● WHAT IS EXPECTED: Extract each line holding the word "Setup" from the entries.

>>

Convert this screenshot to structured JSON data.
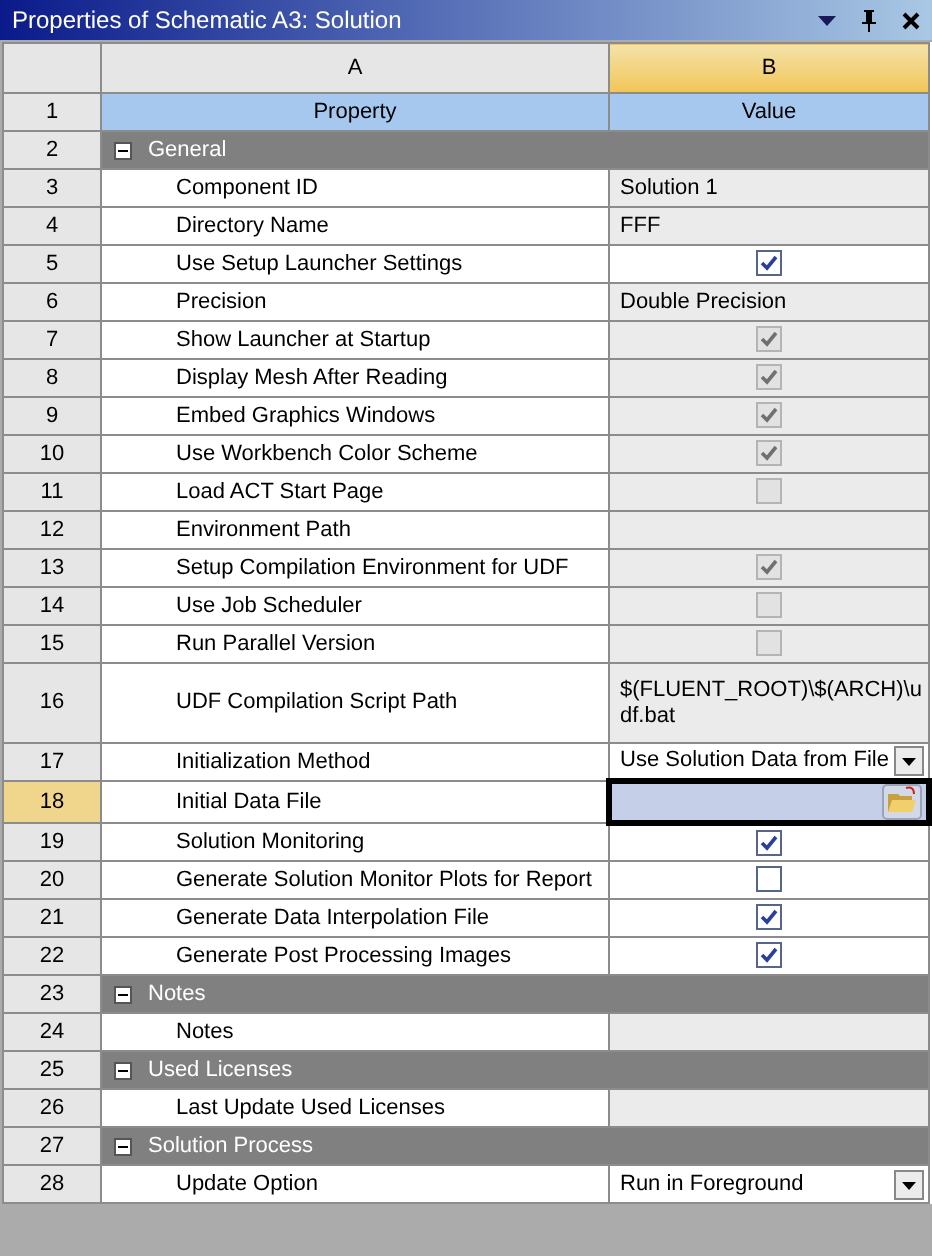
{
  "window": {
    "title": "Properties of Schematic A3: Solution"
  },
  "columns": [
    {
      "label": "A",
      "selected": false
    },
    {
      "label": "B",
      "selected": true
    }
  ],
  "header": {
    "num": "1",
    "property": "Property",
    "value": "Value"
  },
  "rows": [
    {
      "num": "2",
      "kind": "section",
      "label": "General",
      "expanded": true,
      "selected": false
    },
    {
      "num": "3",
      "kind": "property",
      "label": "Component ID",
      "selected": false,
      "value": {
        "kind": "text",
        "text": "Solution 1",
        "disabled": true
      }
    },
    {
      "num": "4",
      "kind": "property",
      "label": "Directory Name",
      "selected": false,
      "value": {
        "kind": "text",
        "text": "FFF",
        "disabled": true
      }
    },
    {
      "num": "5",
      "kind": "property",
      "label": "Use Setup Launcher Settings",
      "selected": false,
      "value": {
        "kind": "checkbox",
        "checked": true,
        "disabled": false
      }
    },
    {
      "num": "6",
      "kind": "property",
      "label": "Precision",
      "selected": false,
      "value": {
        "kind": "text",
        "text": "Double Precision",
        "disabled": true
      }
    },
    {
      "num": "7",
      "kind": "property",
      "label": "Show Launcher at Startup",
      "selected": false,
      "value": {
        "kind": "checkbox",
        "checked": true,
        "disabled": true
      }
    },
    {
      "num": "8",
      "kind": "property",
      "label": "Display Mesh After Reading",
      "selected": false,
      "value": {
        "kind": "checkbox",
        "checked": true,
        "disabled": true
      }
    },
    {
      "num": "9",
      "kind": "property",
      "label": "Embed Graphics Windows",
      "selected": false,
      "value": {
        "kind": "checkbox",
        "checked": true,
        "disabled": true
      }
    },
    {
      "num": "10",
      "kind": "property",
      "label": "Use Workbench Color Scheme",
      "selected": false,
      "value": {
        "kind": "checkbox",
        "checked": true,
        "disabled": true
      }
    },
    {
      "num": "11",
      "kind": "property",
      "label": "Load ACT Start Page",
      "selected": false,
      "value": {
        "kind": "checkbox",
        "checked": false,
        "disabled": true
      }
    },
    {
      "num": "12",
      "kind": "property",
      "label": "Environment Path",
      "selected": false,
      "value": {
        "kind": "empty",
        "disabled": true
      }
    },
    {
      "num": "13",
      "kind": "property",
      "label": "Setup Compilation Environment for UDF",
      "selected": false,
      "value": {
        "kind": "checkbox",
        "checked": true,
        "disabled": true
      }
    },
    {
      "num": "14",
      "kind": "property",
      "label": "Use Job Scheduler",
      "selected": false,
      "value": {
        "kind": "checkbox",
        "checked": false,
        "disabled": true
      }
    },
    {
      "num": "15",
      "kind": "property",
      "label": "Run Parallel Version",
      "selected": false,
      "value": {
        "kind": "checkbox",
        "checked": false,
        "disabled": true
      }
    },
    {
      "num": "16",
      "kind": "property",
      "label": "UDF Compilation Script Path",
      "selected": false,
      "value": {
        "kind": "text",
        "text": "$(FLUENT_ROOT)\\$(ARCH)\\udf.bat",
        "disabled": true
      }
    },
    {
      "num": "17",
      "kind": "property",
      "label": "Initialization Method",
      "selected": false,
      "value": {
        "kind": "dropdown",
        "text": "Use Solution Data from File",
        "disabled": false
      }
    },
    {
      "num": "18",
      "kind": "property",
      "label": "Initial Data File",
      "selected": true,
      "value": {
        "kind": "file",
        "disabled": false
      }
    },
    {
      "num": "19",
      "kind": "property",
      "label": "Solution Monitoring",
      "selected": false,
      "value": {
        "kind": "checkbox",
        "checked": true,
        "disabled": false
      }
    },
    {
      "num": "20",
      "kind": "property",
      "label": "Generate Solution Monitor Plots for Report",
      "selected": false,
      "value": {
        "kind": "checkbox",
        "checked": false,
        "disabled": false
      }
    },
    {
      "num": "21",
      "kind": "property",
      "label": "Generate Data Interpolation File",
      "selected": false,
      "value": {
        "kind": "checkbox",
        "checked": true,
        "disabled": false
      }
    },
    {
      "num": "22",
      "kind": "property",
      "label": "Generate Post Processing Images",
      "selected": false,
      "value": {
        "kind": "checkbox",
        "checked": true,
        "disabled": false
      }
    },
    {
      "num": "23",
      "kind": "section",
      "label": "Notes",
      "expanded": true,
      "selected": false
    },
    {
      "num": "24",
      "kind": "property",
      "label": "Notes",
      "selected": false,
      "value": {
        "kind": "empty",
        "disabled": true
      }
    },
    {
      "num": "25",
      "kind": "section",
      "label": "Used Licenses",
      "expanded": true,
      "selected": false
    },
    {
      "num": "26",
      "kind": "property",
      "label": "Last Update Used Licenses",
      "selected": false,
      "value": {
        "kind": "empty",
        "disabled": true
      }
    },
    {
      "num": "27",
      "kind": "section",
      "label": "Solution Process",
      "expanded": true,
      "selected": false
    },
    {
      "num": "28",
      "kind": "property",
      "label": "Update Option",
      "selected": false,
      "value": {
        "kind": "dropdown",
        "text": "Run in Foreground",
        "disabled": false
      }
    }
  ]
}
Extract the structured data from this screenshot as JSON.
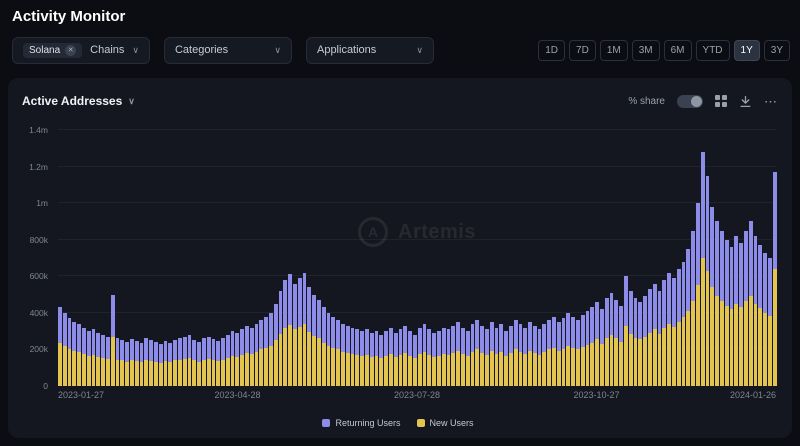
{
  "header": {
    "title": "Activity Monitor"
  },
  "icons": {
    "chevron_down": "∨",
    "close": "✕",
    "more": "⋯",
    "logo_letter": "A"
  },
  "filters": {
    "chains": {
      "label": "Chains",
      "chip": "Solana"
    },
    "categories": {
      "label": "Categories"
    },
    "applications": {
      "label": "Applications"
    }
  },
  "time_ranges": {
    "options": [
      "1D",
      "7D",
      "1M",
      "3M",
      "6M",
      "YTD",
      "1Y",
      "3Y"
    ],
    "selected": "1Y"
  },
  "panel": {
    "title": "Active Addresses",
    "share_toggle_label": "% share"
  },
  "chart_data": {
    "type": "bar",
    "stacked": true,
    "title": "Active Addresses",
    "unit": "thousands",
    "ylim": [
      0,
      1400
    ],
    "y_ticks": [
      "0",
      "200k",
      "400k",
      "600k",
      "800k",
      "1m",
      "1.2m",
      "1.4m"
    ],
    "x_ticks": [
      "2023-01-27",
      "2023-04-28",
      "2023-07-28",
      "2023-10-27",
      "2024-01-26"
    ],
    "legend_position": "bottom",
    "grid": true,
    "watermark": "Artemis",
    "legend": [
      {
        "name": "Returning Users",
        "color": "#8d8ce8"
      },
      {
        "name": "New Users",
        "color": "#e3c44e"
      }
    ],
    "series": [
      {
        "name": "New Users",
        "color": "#e3c44e",
        "values": [
          235,
          220,
          205,
          190,
          185,
          175,
          165,
          170,
          160,
          155,
          150,
          270,
          145,
          140,
          130,
          140,
          135,
          130,
          145,
          135,
          130,
          125,
          135,
          130,
          140,
          145,
          150,
          155,
          140,
          130,
          145,
          150,
          140,
          135,
          145,
          155,
          165,
          160,
          170,
          180,
          175,
          185,
          200,
          210,
          220,
          250,
          285,
          320,
          335,
          310,
          325,
          340,
          295,
          275,
          260,
          235,
          220,
          210,
          200,
          185,
          180,
          175,
          170,
          165,
          170,
          160,
          165,
          155,
          165,
          175,
          160,
          170,
          180,
          165,
          155,
          175,
          185,
          170,
          160,
          165,
          175,
          170,
          180,
          190,
          175,
          165,
          185,
          200,
          180,
          170,
          190,
          175,
          185,
          165,
          180,
          200,
          185,
          175,
          190,
          180,
          170,
          185,
          200,
          210,
          190,
          205,
          220,
          210,
          200,
          215,
          225,
          235,
          255,
          230,
          265,
          280,
          260,
          240,
          330,
          285,
          265,
          255,
          270,
          290,
          310,
          285,
          320,
          340,
          325,
          350,
          375,
          410,
          465,
          550,
          700,
          630,
          540,
          495,
          465,
          440,
          420,
          450,
          430,
          465,
          495,
          450,
          425,
          400,
          385,
          640
        ]
      },
      {
        "name": "Returning Users",
        "color": "#8d8ce8",
        "values": [
          195,
          180,
          165,
          160,
          155,
          145,
          135,
          140,
          130,
          125,
          120,
          230,
          115,
          110,
          110,
          115,
          110,
          105,
          115,
          115,
          110,
          105,
          110,
          105,
          110,
          115,
          120,
          125,
          110,
          110,
          115,
          120,
          115,
          110,
          120,
          125,
          135,
          130,
          140,
          150,
          145,
          155,
          160,
          170,
          180,
          200,
          235,
          260,
          275,
          250,
          265,
          280,
          245,
          225,
          210,
          195,
          180,
          170,
          160,
          155,
          150,
          145,
          140,
          135,
          140,
          130,
          135,
          125,
          135,
          145,
          130,
          140,
          150,
          135,
          125,
          145,
          155,
          140,
          130,
          135,
          145,
          140,
          150,
          160,
          145,
          135,
          155,
          160,
          150,
          140,
          160,
          145,
          155,
          135,
          150,
          160,
          155,
          145,
          160,
          150,
          140,
          155,
          160,
          170,
          160,
          165,
          180,
          170,
          160,
          175,
          185,
          195,
          205,
          190,
          215,
          230,
          210,
          200,
          270,
          235,
          215,
          205,
          220,
          240,
          250,
          235,
          260,
          280,
          265,
          290,
          305,
          340,
          385,
          450,
          580,
          520,
          440,
          405,
          385,
          360,
          340,
          370,
          350,
          385,
          405,
          370,
          345,
          330,
          315,
          530
        ]
      }
    ]
  }
}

<<

● FINISHED TASK:
      "label": "Use Setup Launcher Settings",
      "label": "Setup Compilation Environment for UDF",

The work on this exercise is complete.